Locate all lines with the word "এমইএ" and copy them out.

■ ■ ■

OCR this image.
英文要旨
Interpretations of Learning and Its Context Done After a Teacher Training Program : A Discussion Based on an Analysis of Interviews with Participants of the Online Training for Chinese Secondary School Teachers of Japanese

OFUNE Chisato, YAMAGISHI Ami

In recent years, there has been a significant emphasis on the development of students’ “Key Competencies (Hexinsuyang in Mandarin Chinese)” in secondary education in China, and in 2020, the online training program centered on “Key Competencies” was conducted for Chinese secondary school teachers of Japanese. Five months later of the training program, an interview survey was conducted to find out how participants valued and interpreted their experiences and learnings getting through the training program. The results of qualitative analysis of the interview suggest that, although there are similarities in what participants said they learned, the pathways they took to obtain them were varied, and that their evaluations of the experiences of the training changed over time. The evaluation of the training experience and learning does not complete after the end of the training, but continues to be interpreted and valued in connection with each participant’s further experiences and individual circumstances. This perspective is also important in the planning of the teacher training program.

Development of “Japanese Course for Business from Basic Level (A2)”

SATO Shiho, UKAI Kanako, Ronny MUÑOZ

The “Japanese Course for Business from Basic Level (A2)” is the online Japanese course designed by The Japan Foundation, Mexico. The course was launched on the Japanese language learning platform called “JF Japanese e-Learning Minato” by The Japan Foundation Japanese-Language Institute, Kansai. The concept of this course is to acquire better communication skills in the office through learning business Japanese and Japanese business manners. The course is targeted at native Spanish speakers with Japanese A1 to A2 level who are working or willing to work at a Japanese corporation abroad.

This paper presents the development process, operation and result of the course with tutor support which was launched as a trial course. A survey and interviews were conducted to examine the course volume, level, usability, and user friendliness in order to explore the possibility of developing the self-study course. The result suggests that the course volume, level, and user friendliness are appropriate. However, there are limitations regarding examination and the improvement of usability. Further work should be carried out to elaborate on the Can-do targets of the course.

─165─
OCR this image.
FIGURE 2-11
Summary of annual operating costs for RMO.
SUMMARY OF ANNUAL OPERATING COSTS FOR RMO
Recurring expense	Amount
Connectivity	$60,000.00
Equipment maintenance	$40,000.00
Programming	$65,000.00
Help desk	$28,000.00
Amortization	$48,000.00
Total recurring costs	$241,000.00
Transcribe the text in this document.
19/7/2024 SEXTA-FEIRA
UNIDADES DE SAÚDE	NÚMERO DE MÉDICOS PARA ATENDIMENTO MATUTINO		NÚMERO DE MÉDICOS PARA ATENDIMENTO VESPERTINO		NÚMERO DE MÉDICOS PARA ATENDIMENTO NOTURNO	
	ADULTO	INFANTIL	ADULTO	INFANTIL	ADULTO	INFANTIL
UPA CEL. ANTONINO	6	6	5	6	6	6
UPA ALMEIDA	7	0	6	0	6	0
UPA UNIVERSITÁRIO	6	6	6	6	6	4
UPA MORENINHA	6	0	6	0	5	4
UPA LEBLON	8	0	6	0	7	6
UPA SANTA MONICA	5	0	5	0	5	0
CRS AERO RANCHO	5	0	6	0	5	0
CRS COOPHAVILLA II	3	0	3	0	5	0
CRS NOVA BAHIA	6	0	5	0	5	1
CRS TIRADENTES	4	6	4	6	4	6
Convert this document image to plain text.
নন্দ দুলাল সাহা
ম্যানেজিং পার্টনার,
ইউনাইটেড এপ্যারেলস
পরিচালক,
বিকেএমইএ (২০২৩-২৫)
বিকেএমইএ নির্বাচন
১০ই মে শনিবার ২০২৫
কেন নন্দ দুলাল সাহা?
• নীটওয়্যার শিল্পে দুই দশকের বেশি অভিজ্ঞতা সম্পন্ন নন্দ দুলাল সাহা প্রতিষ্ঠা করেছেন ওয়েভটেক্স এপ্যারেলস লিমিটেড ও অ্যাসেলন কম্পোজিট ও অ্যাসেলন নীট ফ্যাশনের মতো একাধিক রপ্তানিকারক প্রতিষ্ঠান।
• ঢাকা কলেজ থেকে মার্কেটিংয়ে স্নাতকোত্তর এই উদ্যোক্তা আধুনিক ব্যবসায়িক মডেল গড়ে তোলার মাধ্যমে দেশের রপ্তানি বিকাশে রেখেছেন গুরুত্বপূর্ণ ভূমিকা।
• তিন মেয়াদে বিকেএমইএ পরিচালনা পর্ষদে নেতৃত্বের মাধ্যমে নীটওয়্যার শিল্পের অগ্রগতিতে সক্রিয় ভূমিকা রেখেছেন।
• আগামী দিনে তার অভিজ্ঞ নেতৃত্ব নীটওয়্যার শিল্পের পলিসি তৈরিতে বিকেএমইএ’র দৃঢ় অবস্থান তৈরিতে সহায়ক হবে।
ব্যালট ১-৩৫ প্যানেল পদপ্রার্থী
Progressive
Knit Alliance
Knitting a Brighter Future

■ ■ ■

COMPLETED EXERCISE:
বিকেএমইএ (২০২৩-২৫)
বিকেএমইএ নির্বাচন
• তিন মেয়াদে বিকেএমইএ পরিচালনা পর্ষদে নেতৃত্বের মাধ্যমে নীটওয়্যার শিল্পের অগ্রগতিতে সক্রিয় ভূমিকা রেখেছেন।
• আগামী দিনে তার অভিজ্ঞ নেতৃত্ব নীটওয়্যার শিল্পের পলিসি তৈরিতে বিকেএমইএ’র দৃঢ় অবস্থান তৈরিতে সহায়ক হবে।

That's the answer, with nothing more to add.